● **WHAT IS EXPECTED**
Transcribe every entry word for word, but skip the images.

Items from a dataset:
-- start --

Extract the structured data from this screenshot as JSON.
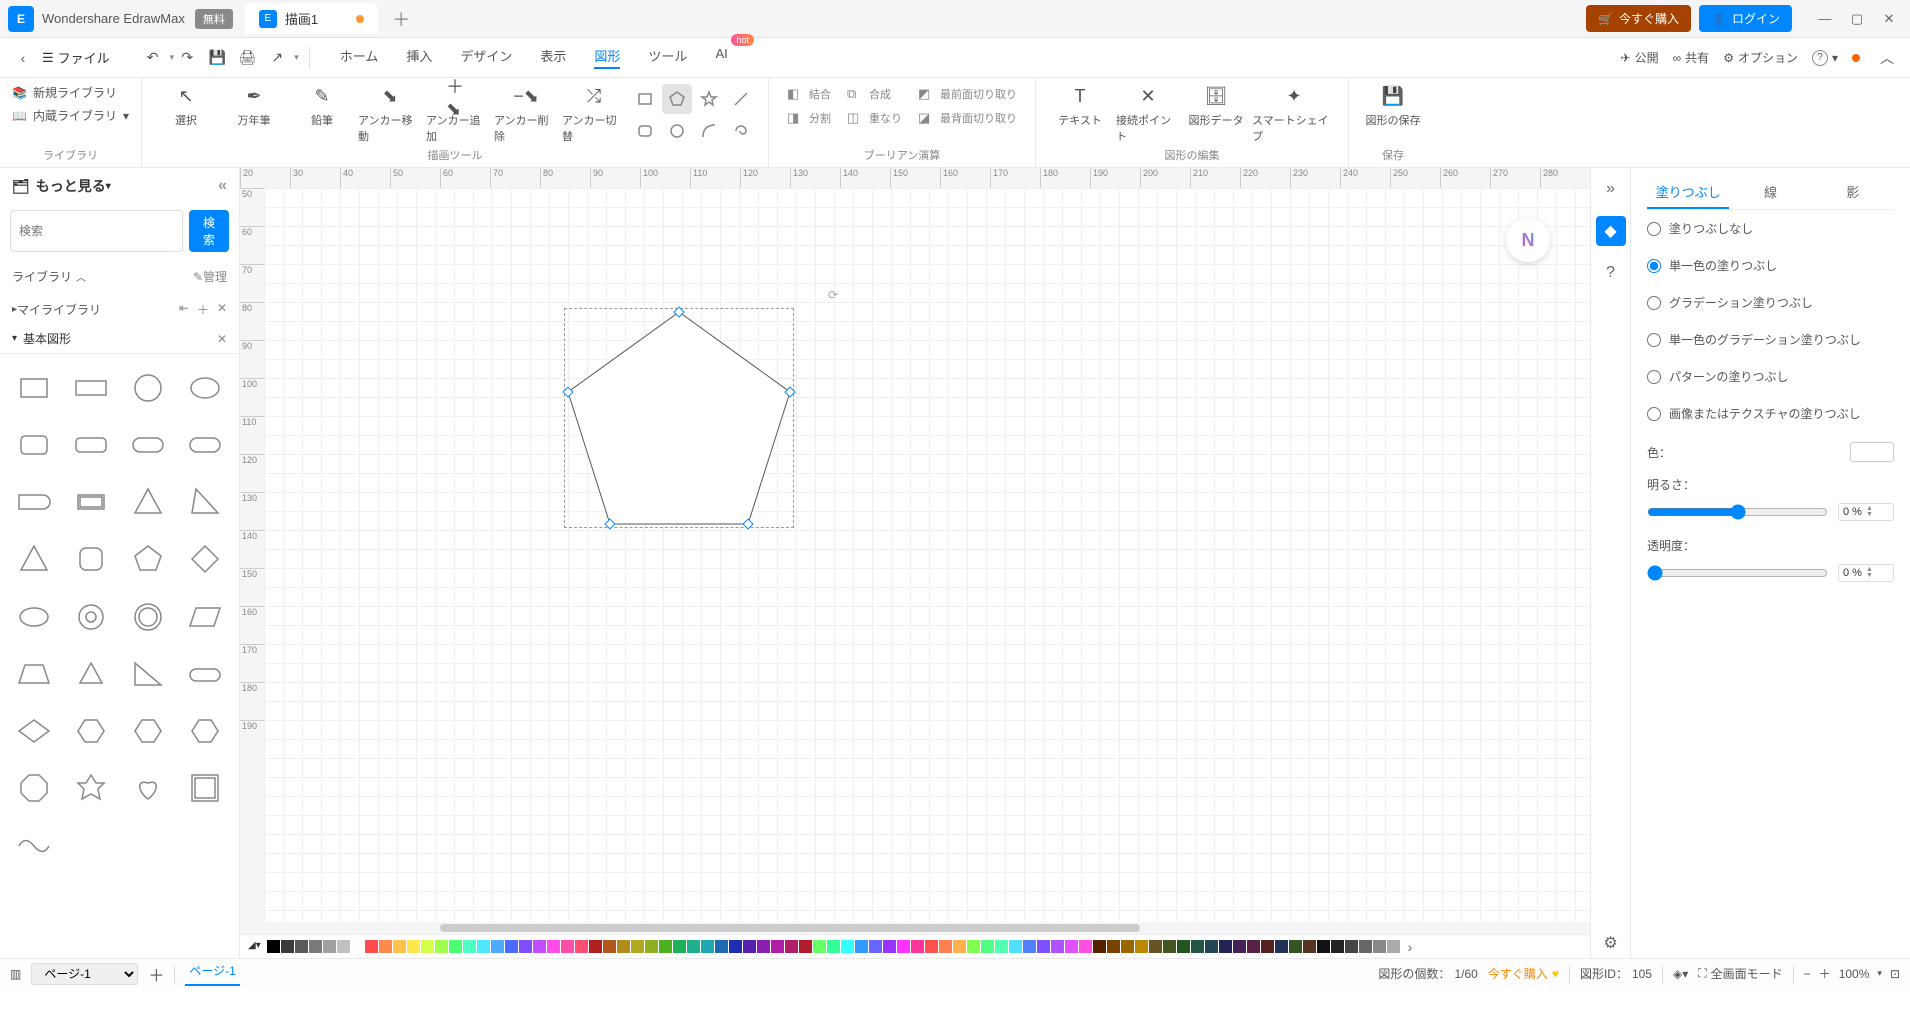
{
  "app": {
    "name": "Wondershare EdrawMax",
    "free_badge": "無料"
  },
  "tabs": {
    "doc_name": "描画1"
  },
  "titlebar": {
    "buy_now": "今すぐ購入",
    "login": "ログイン"
  },
  "file_menu": "ファイル",
  "menu": {
    "home": "ホーム",
    "insert": "挿入",
    "design": "デザイン",
    "view": "表示",
    "shape": "図形",
    "tools": "ツール",
    "ai": "AI",
    "hot": "hot"
  },
  "right_menu": {
    "publish": "公開",
    "share": "共有",
    "options": "オプション"
  },
  "ribbon": {
    "library": {
      "new_lib": "新規ライブラリ",
      "builtin_lib": "内蔵ライブラリ",
      "group": "ライブラリ"
    },
    "drawing": {
      "select": "選択",
      "fountain_pen": "万年筆",
      "pencil": "鉛筆",
      "anchor_move": "アンカー移動",
      "anchor_add": "アンカー追加",
      "anchor_delete": "アンカー削除",
      "anchor_switch": "アンカー切替",
      "group": "描画ツール"
    },
    "boolean": {
      "union": "結合",
      "compose": "合成",
      "front_crop": "最前面切り取り",
      "split": "分割",
      "overlap": "重なり",
      "back_crop": "最背面切り取り",
      "group": "ブーリアン演算"
    },
    "edit": {
      "text": "テキスト",
      "conn_point": "接続ポイント",
      "shape_data": "図形データ",
      "smart_shape": "スマートシェイプ",
      "group": "図形の編集"
    },
    "save": {
      "save_shape": "図形の保存",
      "group": "保存"
    }
  },
  "sidebar": {
    "more": "もっと見る",
    "search_placeholder": "検索",
    "search_btn": "検索",
    "library": "ライブラリ",
    "manage": "管理",
    "my_library": "マイライブラリ",
    "basic_shapes": "基本図形"
  },
  "ruler_h": [
    "20",
    "30",
    "40",
    "50",
    "60",
    "70",
    "80",
    "90",
    "100",
    "110",
    "120",
    "130",
    "140",
    "150",
    "160",
    "170",
    "180",
    "190",
    "200",
    "210",
    "220",
    "230",
    "240",
    "250",
    "260",
    "270",
    "280"
  ],
  "ruler_v": [
    "50",
    "60",
    "70",
    "80",
    "90",
    "100",
    "110",
    "120",
    "130",
    "140",
    "150",
    "160",
    "170",
    "180",
    "190"
  ],
  "right_panel": {
    "tabs": {
      "fill": "塗りつぶし",
      "line": "線",
      "shadow": "影"
    },
    "fill": {
      "none": "塗りつぶしなし",
      "single": "単一色の塗りつぶし",
      "gradient": "グラデーション塗りつぶし",
      "single_gradient": "単一色のグラデーション塗りつぶし",
      "pattern": "パターンの塗りつぶし",
      "image": "画像またはテクスチャの塗りつぶし"
    },
    "color_label": "色：",
    "brightness_label": "明るさ：",
    "brightness_value": "0 %",
    "opacity_label": "透明度：",
    "opacity_value": "0 %"
  },
  "palette": [
    "#000000",
    "#3b3b3b",
    "#595959",
    "#7a7a7a",
    "#a0a0a0",
    "#c0c0c0",
    "#ffffff",
    "#ff4d4d",
    "#ff884d",
    "#ffc34d",
    "#ffe74d",
    "#d6ff4d",
    "#9eff4d",
    "#4dff73",
    "#4dffc3",
    "#4de7ff",
    "#4daaff",
    "#4d6aff",
    "#804dff",
    "#c34dff",
    "#ff4de7",
    "#ff4daa",
    "#ff4d73",
    "#b01e1e",
    "#b0571e",
    "#b08c1e",
    "#b0a81e",
    "#8cb01e",
    "#4db01e",
    "#1eb057",
    "#1eb08c",
    "#1ea8b0",
    "#1e6ab0",
    "#1e2eb0",
    "#571eb0",
    "#8c1eb0",
    "#b01ea8",
    "#b01e6a",
    "#b01e2e",
    "#66ff66",
    "#33ff99",
    "#33ffff",
    "#3399ff",
    "#6666ff",
    "#9933ff",
    "#ff33ff",
    "#ff3399",
    "#ff5050",
    "#ff8050",
    "#ffb050",
    "#80ff50",
    "#50ff80",
    "#50ffb0",
    "#50e0ff",
    "#5080ff",
    "#8050ff",
    "#b050ff",
    "#e050ff",
    "#ff50e0",
    "#552200",
    "#774400",
    "#996600",
    "#bb8800",
    "#665522",
    "#445522",
    "#225522",
    "#225544",
    "#224455",
    "#222255",
    "#442255",
    "#552244",
    "#552222",
    "#223355",
    "#335522",
    "#553322",
    "#111111",
    "#222222",
    "#444444",
    "#666666",
    "#888888",
    "#aaaaaa"
  ],
  "status": {
    "page_label": "ページ-1",
    "page_tab": "ページ-1",
    "shape_count_label": "図形の個数：",
    "shape_count": "1/60",
    "buy_now": "今すぐ購入",
    "shape_id_label": "図形ID：",
    "shape_id": "105",
    "fullscreen": "全画面モード",
    "zoom": "100%"
  }
}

-- end --

● **RESPONSE TO THIS TASK**
Extract the structured data from this screenshot as JSON.
{
  "app": {
    "name": "Wondershare EdrawMax",
    "free_badge": "無料"
  },
  "tabs": {
    "doc_name": "描画1"
  },
  "titlebar": {
    "buy_now": "今すぐ購入",
    "login": "ログイン"
  },
  "file_menu": "ファイル",
  "menu": {
    "home": "ホーム",
    "insert": "挿入",
    "design": "デザイン",
    "view": "表示",
    "shape": "図形",
    "tools": "ツール",
    "ai": "AI",
    "hot": "hot"
  },
  "right_menu": {
    "publish": "公開",
    "share": "共有",
    "options": "オプション"
  },
  "ribbon": {
    "library": {
      "new_lib": "新規ライブラリ",
      "builtin_lib": "内蔵ライブラリ",
      "group": "ライブラリ"
    },
    "drawing": {
      "select": "選択",
      "fountain_pen": "万年筆",
      "pencil": "鉛筆",
      "anchor_move": "アンカー移動",
      "anchor_add": "アンカー追加",
      "anchor_delete": "アンカー削除",
      "anchor_switch": "アンカー切替",
      "group": "描画ツール"
    },
    "boolean": {
      "union": "結合",
      "compose": "合成",
      "front_crop": "最前面切り取り",
      "split": "分割",
      "overlap": "重なり",
      "back_crop": "最背面切り取り",
      "group": "ブーリアン演算"
    },
    "edit": {
      "text": "テキスト",
      "conn_point": "接続ポイント",
      "shape_data": "図形データ",
      "smart_shape": "スマートシェイプ",
      "group": "図形の編集"
    },
    "save": {
      "save_shape": "図形の保存",
      "group": "保存"
    }
  },
  "sidebar": {
    "more": "もっと見る",
    "search_placeholder": "検索",
    "search_btn": "検索",
    "library": "ライブラリ",
    "manage": "管理",
    "my_library": "マイライブラリ",
    "basic_shapes": "基本図形"
  },
  "ruler_h": [
    "20",
    "30",
    "40",
    "50",
    "60",
    "70",
    "80",
    "90",
    "100",
    "110",
    "120",
    "130",
    "140",
    "150",
    "160",
    "170",
    "180",
    "190",
    "200",
    "210",
    "220",
    "230",
    "240",
    "250",
    "260",
    "270",
    "280"
  ],
  "ruler_v": [
    "50",
    "60",
    "70",
    "80",
    "90",
    "100",
    "110",
    "120",
    "130",
    "140",
    "150",
    "160",
    "170",
    "180",
    "190"
  ],
  "right_panel": {
    "tabs": {
      "fill": "塗りつぶし",
      "line": "線",
      "shadow": "影"
    },
    "fill": {
      "none": "塗りつぶしなし",
      "single": "単一色の塗りつぶし",
      "gradient": "グラデーション塗りつぶし",
      "single_gradient": "単一色のグラデーション塗りつぶし",
      "pattern": "パターンの塗りつぶし",
      "image": "画像またはテクスチャの塗りつぶし"
    },
    "color_label": "色：",
    "brightness_label": "明るさ：",
    "brightness_value": "0 %",
    "opacity_label": "透明度：",
    "opacity_value": "0 %"
  },
  "palette": [
    "#000000",
    "#3b3b3b",
    "#595959",
    "#7a7a7a",
    "#a0a0a0",
    "#c0c0c0",
    "#ffffff",
    "#ff4d4d",
    "#ff884d",
    "#ffc34d",
    "#ffe74d",
    "#d6ff4d",
    "#9eff4d",
    "#4dff73",
    "#4dffc3",
    "#4de7ff",
    "#4daaff",
    "#4d6aff",
    "#804dff",
    "#c34dff",
    "#ff4de7",
    "#ff4daa",
    "#ff4d73",
    "#b01e1e",
    "#b0571e",
    "#b08c1e",
    "#b0a81e",
    "#8cb01e",
    "#4db01e",
    "#1eb057",
    "#1eb08c",
    "#1ea8b0",
    "#1e6ab0",
    "#1e2eb0",
    "#571eb0",
    "#8c1eb0",
    "#b01ea8",
    "#b01e6a",
    "#b01e2e",
    "#66ff66",
    "#33ff99",
    "#33ffff",
    "#3399ff",
    "#6666ff",
    "#9933ff",
    "#ff33ff",
    "#ff3399",
    "#ff5050",
    "#ff8050",
    "#ffb050",
    "#80ff50",
    "#50ff80",
    "#50ffb0",
    "#50e0ff",
    "#5080ff",
    "#8050ff",
    "#b050ff",
    "#e050ff",
    "#ff50e0",
    "#552200",
    "#774400",
    "#996600",
    "#bb8800",
    "#665522",
    "#445522",
    "#225522",
    "#225544",
    "#224455",
    "#222255",
    "#442255",
    "#552244",
    "#552222",
    "#223355",
    "#335522",
    "#553322",
    "#111111",
    "#222222",
    "#444444",
    "#666666",
    "#888888",
    "#aaaaaa"
  ],
  "status": {
    "page_label": "ページ-1",
    "page_tab": "ページ-1",
    "shape_count_label": "図形の個数：",
    "shape_count": "1/60",
    "buy_now": "今すぐ購入",
    "shape_id_label": "図形ID：",
    "shape_id": "105",
    "fullscreen": "全画面モード",
    "zoom": "100%"
  }
}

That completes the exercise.